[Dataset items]
★ ★ ★ ★ ★
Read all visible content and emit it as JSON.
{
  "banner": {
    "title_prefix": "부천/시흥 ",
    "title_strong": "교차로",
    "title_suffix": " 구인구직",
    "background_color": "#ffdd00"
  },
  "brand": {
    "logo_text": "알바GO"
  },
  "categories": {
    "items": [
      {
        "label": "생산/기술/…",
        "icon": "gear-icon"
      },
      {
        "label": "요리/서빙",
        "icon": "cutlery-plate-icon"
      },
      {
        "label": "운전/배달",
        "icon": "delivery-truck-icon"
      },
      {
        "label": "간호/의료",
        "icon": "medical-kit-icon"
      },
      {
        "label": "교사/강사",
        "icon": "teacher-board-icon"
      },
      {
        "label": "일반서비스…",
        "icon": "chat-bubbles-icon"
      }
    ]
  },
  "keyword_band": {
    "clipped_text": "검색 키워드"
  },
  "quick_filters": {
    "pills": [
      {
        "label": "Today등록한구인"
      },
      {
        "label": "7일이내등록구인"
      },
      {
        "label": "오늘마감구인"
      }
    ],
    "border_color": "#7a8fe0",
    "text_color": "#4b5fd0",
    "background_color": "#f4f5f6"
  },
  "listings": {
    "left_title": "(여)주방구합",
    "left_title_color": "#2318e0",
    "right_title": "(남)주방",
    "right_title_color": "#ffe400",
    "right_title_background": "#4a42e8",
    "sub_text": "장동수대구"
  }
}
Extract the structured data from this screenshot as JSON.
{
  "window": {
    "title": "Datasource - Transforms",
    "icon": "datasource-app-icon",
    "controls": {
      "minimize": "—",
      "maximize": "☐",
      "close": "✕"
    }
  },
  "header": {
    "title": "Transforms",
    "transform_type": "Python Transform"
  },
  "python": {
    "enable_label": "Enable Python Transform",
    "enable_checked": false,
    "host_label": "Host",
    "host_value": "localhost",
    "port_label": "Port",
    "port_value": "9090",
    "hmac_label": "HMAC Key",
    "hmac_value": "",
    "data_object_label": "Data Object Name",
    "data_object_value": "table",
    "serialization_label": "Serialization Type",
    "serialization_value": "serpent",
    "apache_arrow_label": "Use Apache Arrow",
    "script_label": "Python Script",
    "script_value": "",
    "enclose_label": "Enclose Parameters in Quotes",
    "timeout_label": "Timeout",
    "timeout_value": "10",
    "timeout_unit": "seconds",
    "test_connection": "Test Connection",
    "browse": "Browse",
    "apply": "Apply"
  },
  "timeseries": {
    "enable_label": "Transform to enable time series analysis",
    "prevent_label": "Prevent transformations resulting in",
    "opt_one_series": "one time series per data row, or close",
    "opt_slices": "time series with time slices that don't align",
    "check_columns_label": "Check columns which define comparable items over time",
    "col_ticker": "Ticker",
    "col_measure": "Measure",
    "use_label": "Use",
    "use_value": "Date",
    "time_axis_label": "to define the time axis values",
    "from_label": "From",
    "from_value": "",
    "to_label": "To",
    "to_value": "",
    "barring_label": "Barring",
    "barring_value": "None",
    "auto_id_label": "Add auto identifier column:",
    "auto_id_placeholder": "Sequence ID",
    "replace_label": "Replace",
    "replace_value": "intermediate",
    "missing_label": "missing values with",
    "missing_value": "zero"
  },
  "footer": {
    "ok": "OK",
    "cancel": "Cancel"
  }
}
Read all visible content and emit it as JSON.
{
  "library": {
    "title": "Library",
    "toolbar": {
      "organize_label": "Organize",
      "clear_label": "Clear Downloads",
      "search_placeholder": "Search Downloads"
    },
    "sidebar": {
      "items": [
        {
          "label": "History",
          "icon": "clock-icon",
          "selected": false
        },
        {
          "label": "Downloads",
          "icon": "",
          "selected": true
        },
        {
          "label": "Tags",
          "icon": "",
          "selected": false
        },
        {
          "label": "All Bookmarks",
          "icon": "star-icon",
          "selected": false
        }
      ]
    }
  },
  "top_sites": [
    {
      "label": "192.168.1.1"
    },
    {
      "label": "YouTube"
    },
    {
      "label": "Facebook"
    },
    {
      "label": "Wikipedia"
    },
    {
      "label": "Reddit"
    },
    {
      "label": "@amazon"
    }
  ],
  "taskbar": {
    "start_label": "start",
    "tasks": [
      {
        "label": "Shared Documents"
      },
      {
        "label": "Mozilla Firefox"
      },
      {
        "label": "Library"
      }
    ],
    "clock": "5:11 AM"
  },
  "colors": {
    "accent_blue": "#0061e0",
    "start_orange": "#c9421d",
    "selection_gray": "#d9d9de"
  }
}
★ ★ ★ ★ ★
Objective: Produce an exact copy of the whole listing.

Exercise solution:
Read all visible content and emit it as JSON.
{
  "banner": {
    "title_prefix": "부천/시흥 ",
    "title_strong": "교차로",
    "title_suffix": " 구인구직",
    "background_color": "#ffdd00"
  },
  "brand": {
    "logo_text": "알바GO"
  },
  "categories": {
    "items": [
      {
        "label": "생산/기술/…",
        "icon": "gear-icon"
      },
      {
        "label": "요리/서빙",
        "icon": "cutlery-plate-icon"
      },
      {
        "label": "운전/배달",
        "icon": "delivery-truck-icon"
      },
      {
        "label": "간호/의료",
        "icon": "medical-kit-icon"
      },
      {
        "label": "교사/강사",
        "icon": "teacher-board-icon"
      },
      {
        "label": "일반서비스…",
        "icon": "chat-bubbles-icon"
      }
    ]
  },
  "keyword_band": {
    "clipped_text": "검색 키워드"
  },
  "quick_filters": {
    "pills": [
      {
        "label": "Today등록한구인"
      },
      {
        "label": "7일이내등록구인"
      },
      {
        "label": "오늘마감구인"
      }
    ],
    "border_color": "#7a8fe0",
    "text_color": "#4b5fd0",
    "background_color": "#f4f5f6"
  },
  "listings": {
    "left_title": "(여)주방구합",
    "left_title_color": "#2318e0",
    "right_title": "(남)주방",
    "right_title_color": "#ffe400",
    "right_title_background": "#4a42e8",
    "sub_text": "장동수대구"
  }
}
Extract the structured data from this screenshot as JSON.
{
  "window": {
    "title": "Datasource - Transforms",
    "icon": "datasource-app-icon",
    "controls": {
      "minimize": "—",
      "maximize": "☐",
      "close": "✕"
    }
  },
  "header": {
    "title": "Transforms",
    "transform_type": "Python Transform"
  },
  "python": {
    "enable_label": "Enable Python Transform",
    "enable_checked": false,
    "host_label": "Host",
    "host_value": "localhost",
    "port_label": "Port",
    "port_value": "9090",
    "hmac_label": "HMAC Key",
    "hmac_value": "",
    "data_object_label": "Data Object Name",
    "data_object_value": "table",
    "serialization_label": "Serialization Type",
    "serialization_value": "serpent",
    "apache_arrow_label": "Use Apache Arrow",
    "script_label": "Python Script",
    "script_value": "",
    "enclose_label": "Enclose Parameters in Quotes",
    "timeout_label": "Timeout",
    "timeout_value": "10",
    "timeout_unit": "seconds",
    "test_connection": "Test Connection",
    "browse": "Browse",
    "apply": "Apply"
  },
  "timeseries": {
    "enable_label": "Transform to enable time series analysis",
    "prevent_label": "Prevent transformations resulting in",
    "opt_one_series": "one time series per data row, or close",
    "opt_slices": "time series with time slices that don't align",
    "check_columns_label": "Check columns which define comparable items over time",
    "col_ticker": "Ticker",
    "col_measure": "Measure",
    "use_label": "Use",
    "use_value": "Date",
    "time_axis_label": "to define the time axis values",
    "from_label": "From",
    "from_value": "",
    "to_label": "To",
    "to_value": "",
    "barring_label": "Barring",
    "barring_value": "None",
    "auto_id_label": "Add auto identifier column:",
    "auto_id_placeholder": "Sequence ID",
    "replace_label": "Replace",
    "replace_value": "intermediate",
    "missing_label": "missing values with",
    "missing_value": "zero"
  },
  "footer": {
    "ok": "OK",
    "cancel": "Cancel"
  }
}
Read all visible content and emit it as JSON.
{
  "library": {
    "title": "Library",
    "toolbar": {
      "organize_label": "Organize",
      "clear_label": "Clear Downloads",
      "search_placeholder": "Search Downloads"
    },
    "sidebar": {
      "items": [
        {
          "label": "History",
          "icon": "clock-icon",
          "selected": false
        },
        {
          "label": "Downloads",
          "icon": "",
          "selected": true
        },
        {
          "label": "Tags",
          "icon": "",
          "selected": false
        },
        {
          "label": "All Bookmarks",
          "icon": "star-icon",
          "selected": false
        }
      ]
    }
  },
  "top_sites": [
    {
      "label": "192.168.1.1"
    },
    {
      "label": "YouTube"
    },
    {
      "label": "Facebook"
    },
    {
      "label": "Wikipedia"
    },
    {
      "label": "Reddit"
    },
    {
      "label": "@amazon"
    }
  ],
  "taskbar": {
    "start_label": "start",
    "tasks": [
      {
        "label": "Shared Documents"
      },
      {
        "label": "Mozilla Firefox"
      },
      {
        "label": "Library"
      }
    ],
    "clock": "5:11 AM"
  },
  "colors": {
    "accent_blue": "#0061e0",
    "start_orange": "#c9421d",
    "selection_gray": "#d9d9de"
  }
}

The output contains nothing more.